[BEGIN Data to use]
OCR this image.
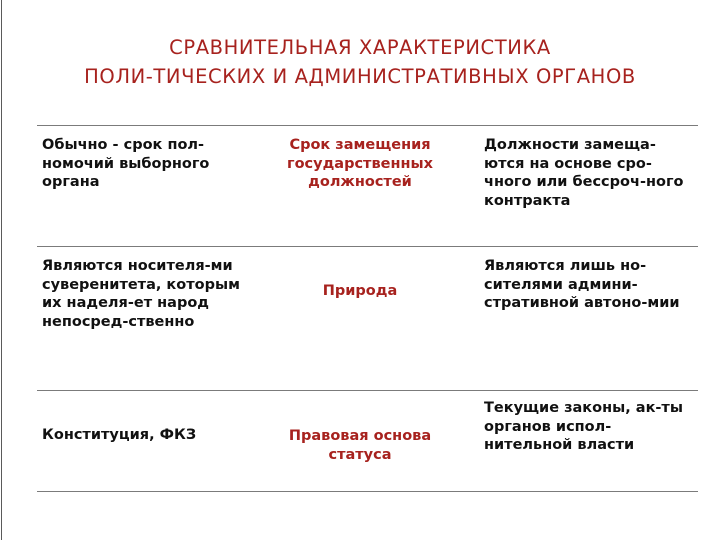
СРАВНИТЕЛЬНАЯ ХАРАКТЕРИСТИКА
ПОЛИ-ТИЧЕСКИХ И АДМИНИСТРАТИВНЫХ ОРГАНОВ

Обычно - срок пол-номочий выборного органа

Срок замещения государственных должностей

Должности замеща-ются на основе сро-чного или бессроч-ного контракта

Являются носителя-ми суверенитета, которым их наделя-ет народ непосред-ственно

Природа

Являются лишь но-сителями админи-стративной автоно-мии

Конституция, ФКЗ	Правовая основа статуса

Текущие законы, ак-ты органов испол-нительной власти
[END Data to use]
Exercise prompt | Transcribe the material exactly, leaving every picture out.

Right answer |
OCR this image.
СРАВНИТЕЛЬНАЯ ХАРАКТЕРИСТИКА
ПОЛИ-ТИЧЕСКИХ И АДМИНИСТРАТИВНЫХ ОРГАНОВ

Обычно - срок пол-номочий выборного органа

Срок замещения государственных должностей

Должности замеща-ются на основе сро-чного или бессроч-ного контракта

Являются носителя-ми суверенитета, которым их наделя-ет народ непосред-ственно

Природа

Являются лишь но-сителями админи-стративной автоно-мии

Конституция, ФКЗ	Правовая основа статуса

Текущие законы, ак-ты органов испол-нительной власти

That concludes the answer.